§ What you have to do: All lines below must be repeated exactly, with the pictures omitted.

── Records supplied

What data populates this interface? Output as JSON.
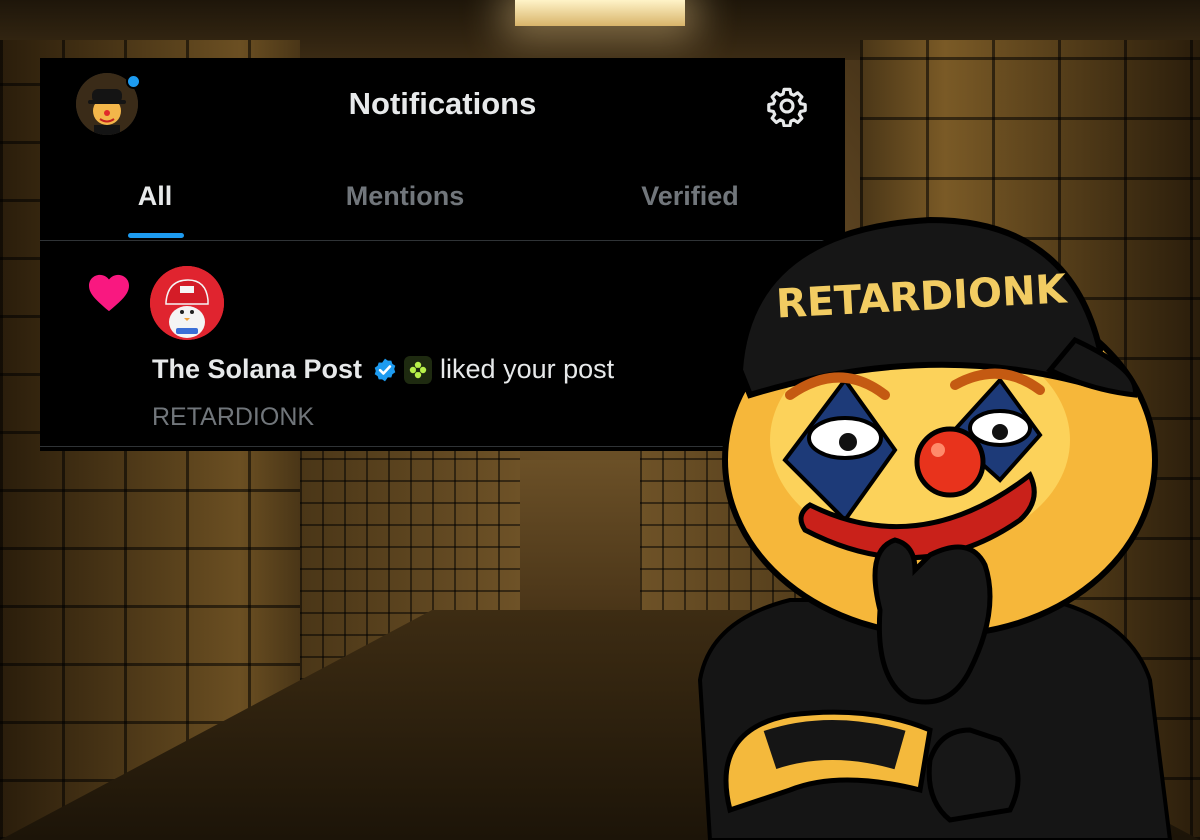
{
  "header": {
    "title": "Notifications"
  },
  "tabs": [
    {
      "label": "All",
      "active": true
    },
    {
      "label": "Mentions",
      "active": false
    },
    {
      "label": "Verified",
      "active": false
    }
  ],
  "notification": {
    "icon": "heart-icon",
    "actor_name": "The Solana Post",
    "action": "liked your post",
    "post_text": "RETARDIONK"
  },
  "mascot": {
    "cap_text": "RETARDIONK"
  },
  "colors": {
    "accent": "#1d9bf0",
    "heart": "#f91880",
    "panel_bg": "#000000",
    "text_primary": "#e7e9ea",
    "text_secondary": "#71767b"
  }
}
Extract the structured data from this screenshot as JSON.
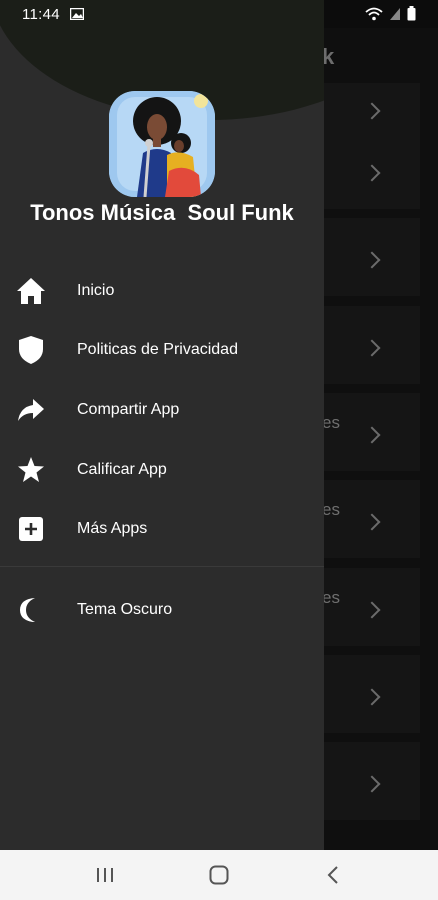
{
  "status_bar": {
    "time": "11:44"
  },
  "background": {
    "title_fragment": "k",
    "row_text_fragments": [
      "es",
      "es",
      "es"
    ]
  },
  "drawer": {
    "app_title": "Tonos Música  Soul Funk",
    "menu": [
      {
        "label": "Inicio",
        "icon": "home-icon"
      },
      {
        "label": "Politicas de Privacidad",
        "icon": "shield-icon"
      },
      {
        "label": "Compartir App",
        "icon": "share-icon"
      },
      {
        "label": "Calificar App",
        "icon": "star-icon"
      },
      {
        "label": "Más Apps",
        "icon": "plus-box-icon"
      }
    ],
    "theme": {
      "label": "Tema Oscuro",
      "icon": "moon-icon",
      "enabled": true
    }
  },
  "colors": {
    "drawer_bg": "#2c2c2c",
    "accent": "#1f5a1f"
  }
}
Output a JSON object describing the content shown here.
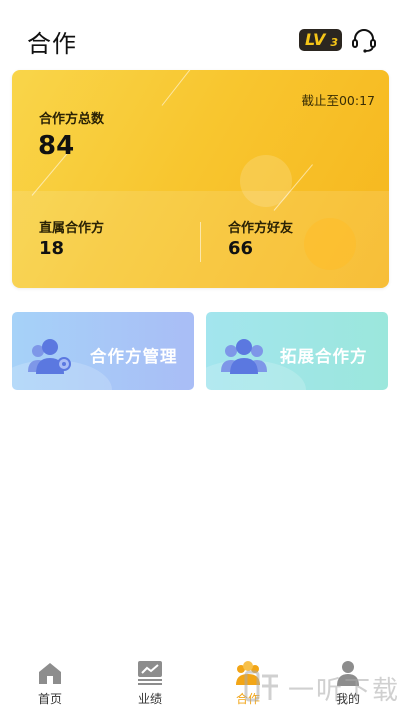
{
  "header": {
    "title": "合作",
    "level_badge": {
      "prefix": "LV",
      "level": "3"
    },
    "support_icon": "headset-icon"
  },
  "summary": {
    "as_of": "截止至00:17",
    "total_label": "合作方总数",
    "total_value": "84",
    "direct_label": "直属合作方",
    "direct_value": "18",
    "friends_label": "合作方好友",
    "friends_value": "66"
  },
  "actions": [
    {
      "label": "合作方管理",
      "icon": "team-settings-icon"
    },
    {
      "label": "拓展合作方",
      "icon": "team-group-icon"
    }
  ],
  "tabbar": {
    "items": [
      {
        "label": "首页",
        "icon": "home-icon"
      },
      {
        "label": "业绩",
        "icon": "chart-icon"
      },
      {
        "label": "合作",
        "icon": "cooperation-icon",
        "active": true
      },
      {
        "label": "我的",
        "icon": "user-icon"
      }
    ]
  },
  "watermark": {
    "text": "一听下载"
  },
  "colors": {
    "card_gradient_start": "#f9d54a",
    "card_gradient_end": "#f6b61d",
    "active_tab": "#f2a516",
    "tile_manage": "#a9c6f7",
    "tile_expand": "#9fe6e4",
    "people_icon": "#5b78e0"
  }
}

────

§ Solution to this problem:
What data populates this interface? Output as JSON.
{
  "header": {
    "title": "Notifications"
  },
  "tabs": [
    {
      "label": "All",
      "active": true
    },
    {
      "label": "Mentions",
      "active": false
    },
    {
      "label": "Verified",
      "active": false
    }
  ],
  "notification": {
    "icon": "heart-icon",
    "actor_name": "The Solana Post",
    "action": "liked your post",
    "post_text": "RETARDIONK"
  },
  "mascot": {
    "cap_text": "RETARDIONK"
  },
  "colors": {
    "accent": "#1d9bf0",
    "heart": "#f91880",
    "panel_bg": "#000000",
    "text_primary": "#e7e9ea",
    "text_secondary": "#71767b"
  }
}
Extract the structured data from this screenshot as JSON.
{
  "status_bar": {
    "time": "11:44"
  },
  "background": {
    "title_fragment": "k",
    "row_text_fragments": [
      "es",
      "es",
      "es"
    ]
  },
  "drawer": {
    "app_title": "Tonos Música  Soul Funk",
    "menu": [
      {
        "label": "Inicio",
        "icon": "home-icon"
      },
      {
        "label": "Politicas de Privacidad",
        "icon": "shield-icon"
      },
      {
        "label": "Compartir App",
        "icon": "share-icon"
      },
      {
        "label": "Calificar App",
        "icon": "star-icon"
      },
      {
        "label": "Más Apps",
        "icon": "plus-box-icon"
      }
    ],
    "theme": {
      "label": "Tema Oscuro",
      "icon": "moon-icon",
      "enabled": true
    }
  },
  "colors": {
    "drawer_bg": "#2c2c2c",
    "accent": "#1f5a1f"
  }
}
Output a JSON object describing the content shown here.
{
  "header": {
    "title": "合作",
    "level_badge": {
      "prefix": "LV",
      "level": "3"
    },
    "support_icon": "headset-icon"
  },
  "summary": {
    "as_of": "截止至00:17",
    "total_label": "合作方总数",
    "total_value": "84",
    "direct_label": "直属合作方",
    "direct_value": "18",
    "friends_label": "合作方好友",
    "friends_value": "66"
  },
  "actions": [
    {
      "label": "合作方管理",
      "icon": "team-settings-icon"
    },
    {
      "label": "拓展合作方",
      "icon": "team-group-icon"
    }
  ],
  "tabbar": {
    "items": [
      {
        "label": "首页",
        "icon": "home-icon"
      },
      {
        "label": "业绩",
        "icon": "chart-icon"
      },
      {
        "label": "合作",
        "icon": "cooperation-icon",
        "active": true
      },
      {
        "label": "我的",
        "icon": "user-icon"
      }
    ]
  },
  "watermark": {
    "text": "一听下载"
  },
  "colors": {
    "card_gradient_start": "#f9d54a",
    "card_gradient_end": "#f6b61d",
    "active_tab": "#f2a516",
    "tile_manage": "#a9c6f7",
    "tile_expand": "#9fe6e4",
    "people_icon": "#5b78e0"
  }
}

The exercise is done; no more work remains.